> [Stated problem]: Set every record down verbatim and omit the pictures.

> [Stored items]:
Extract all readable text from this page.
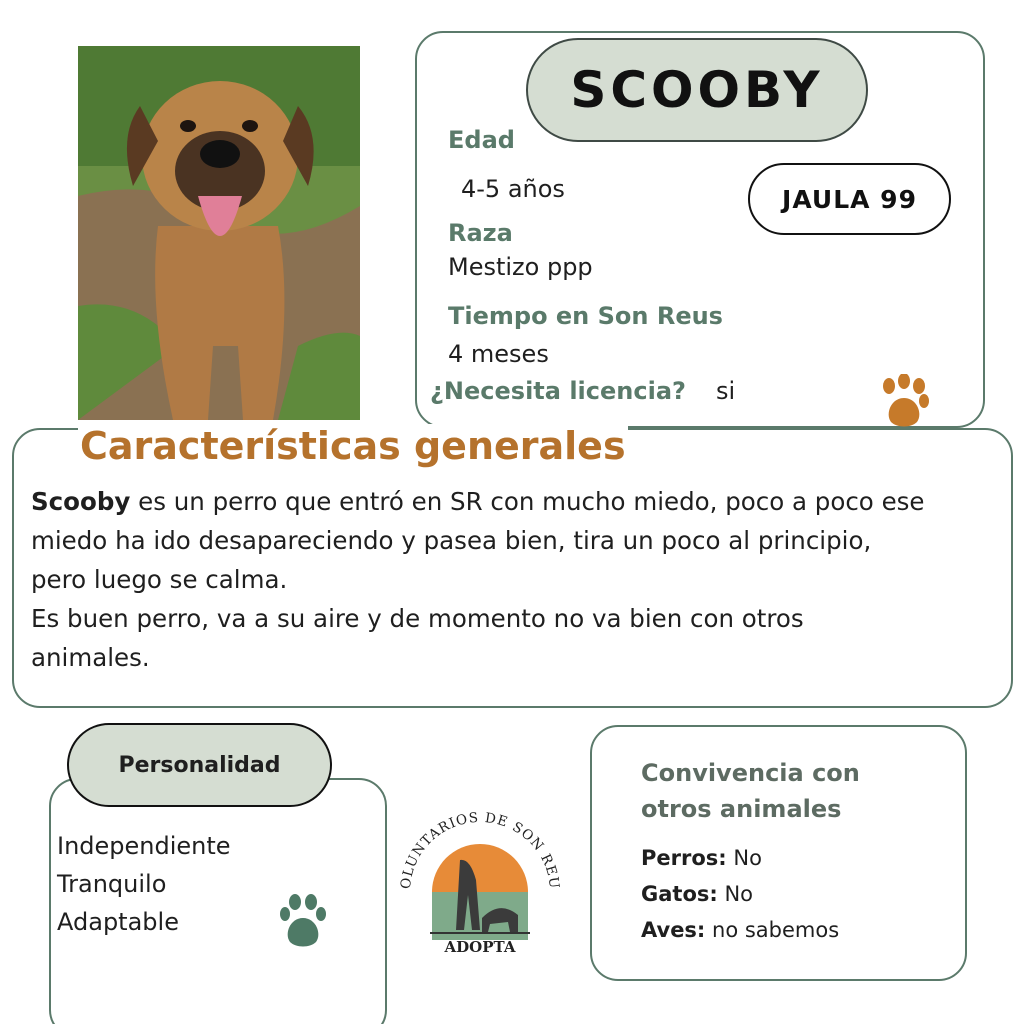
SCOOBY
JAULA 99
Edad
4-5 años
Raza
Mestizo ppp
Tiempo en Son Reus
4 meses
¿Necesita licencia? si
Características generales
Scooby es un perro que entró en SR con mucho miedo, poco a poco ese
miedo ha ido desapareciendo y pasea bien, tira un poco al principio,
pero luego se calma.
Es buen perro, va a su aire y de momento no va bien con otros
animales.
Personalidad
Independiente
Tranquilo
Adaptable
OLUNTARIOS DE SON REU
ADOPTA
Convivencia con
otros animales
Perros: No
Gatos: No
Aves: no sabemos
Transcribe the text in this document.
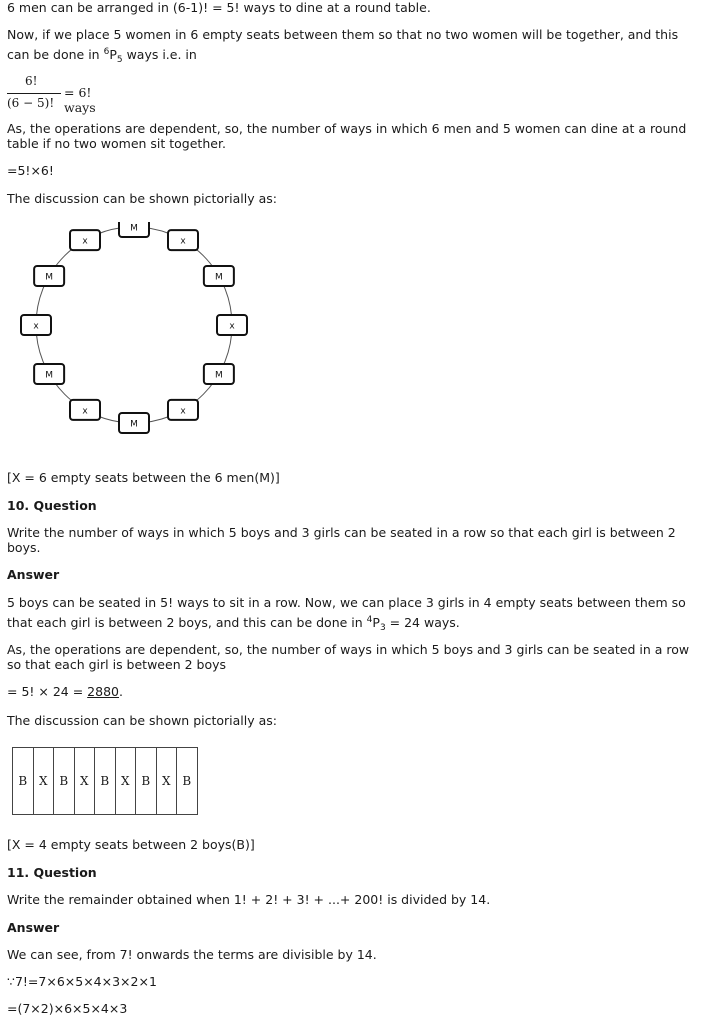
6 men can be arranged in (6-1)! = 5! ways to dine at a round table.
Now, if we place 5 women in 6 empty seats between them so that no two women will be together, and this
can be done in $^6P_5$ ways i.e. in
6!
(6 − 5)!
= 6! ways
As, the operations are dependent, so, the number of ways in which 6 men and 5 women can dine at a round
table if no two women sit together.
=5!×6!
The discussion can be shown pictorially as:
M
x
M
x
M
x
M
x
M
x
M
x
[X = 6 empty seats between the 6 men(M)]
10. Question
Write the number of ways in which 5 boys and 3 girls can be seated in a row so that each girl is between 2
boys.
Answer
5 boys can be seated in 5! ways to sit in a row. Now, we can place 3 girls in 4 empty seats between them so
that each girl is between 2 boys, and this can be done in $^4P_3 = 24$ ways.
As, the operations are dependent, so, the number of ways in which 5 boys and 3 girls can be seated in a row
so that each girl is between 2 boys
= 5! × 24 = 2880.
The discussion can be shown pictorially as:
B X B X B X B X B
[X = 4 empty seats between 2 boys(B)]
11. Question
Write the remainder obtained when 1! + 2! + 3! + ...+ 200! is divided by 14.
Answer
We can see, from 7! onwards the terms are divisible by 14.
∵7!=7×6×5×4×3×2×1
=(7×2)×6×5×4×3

> [Result below]:
Extract all readable text from this page.
SCOOBY
JAULA 99
Edad
4-5 años
Raza
Mestizo ppp
Tiempo en Son Reus
4 meses
¿Necesita licencia? si
Características generales
Scooby es un perro que entró en SR con mucho miedo, poco a poco ese
miedo ha ido desapareciendo y pasea bien, tira un poco al principio,
pero luego se calma.
Es buen perro, va a su aire y de momento no va bien con otros
animales.
Personalidad
Independiente
Tranquilo
Adaptable
OLUNTARIOS DE SON REU
ADOPTA
Convivencia con
otros animales
Perros: No
Gatos: No
Aves: no sabemos
Transcribe the text in this document.
6 men can be arranged in (6-1)! = 5! ways to dine at a round table.
Now, if we place 5 women in 6 empty seats between them so that no two women will be together, and this
can be done in $^6P_5$ ways i.e. in
6!
(6 − 5)!
= 6! ways
As, the operations are dependent, so, the number of ways in which 6 men and 5 women can dine at a round
table if no two women sit together.
=5!×6!
The discussion can be shown pictorially as:
M
x
M
x
M
x
M
x
M
x
M
x
[X = 6 empty seats between the 6 men(M)]
10. Question
Write the number of ways in which 5 boys and 3 girls can be seated in a row so that each girl is between 2
boys.
Answer
5 boys can be seated in 5! ways to sit in a row. Now, we can place 3 girls in 4 empty seats between them so
that each girl is between 2 boys, and this can be done in $^4P_3 = 24$ ways.
As, the operations are dependent, so, the number of ways in which 5 boys and 3 girls can be seated in a row
so that each girl is between 2 boys
= 5! × 24 = 2880.
The discussion can be shown pictorially as:
B X B X B X B X B
[X = 4 empty seats between 2 boys(B)]
11. Question
Write the remainder obtained when 1! + 2! + 3! + ...+ 200! is divided by 14.
Answer
We can see, from 7! onwards the terms are divisible by 14.
∵7!=7×6×5×4×3×2×1
=(7×2)×6×5×4×3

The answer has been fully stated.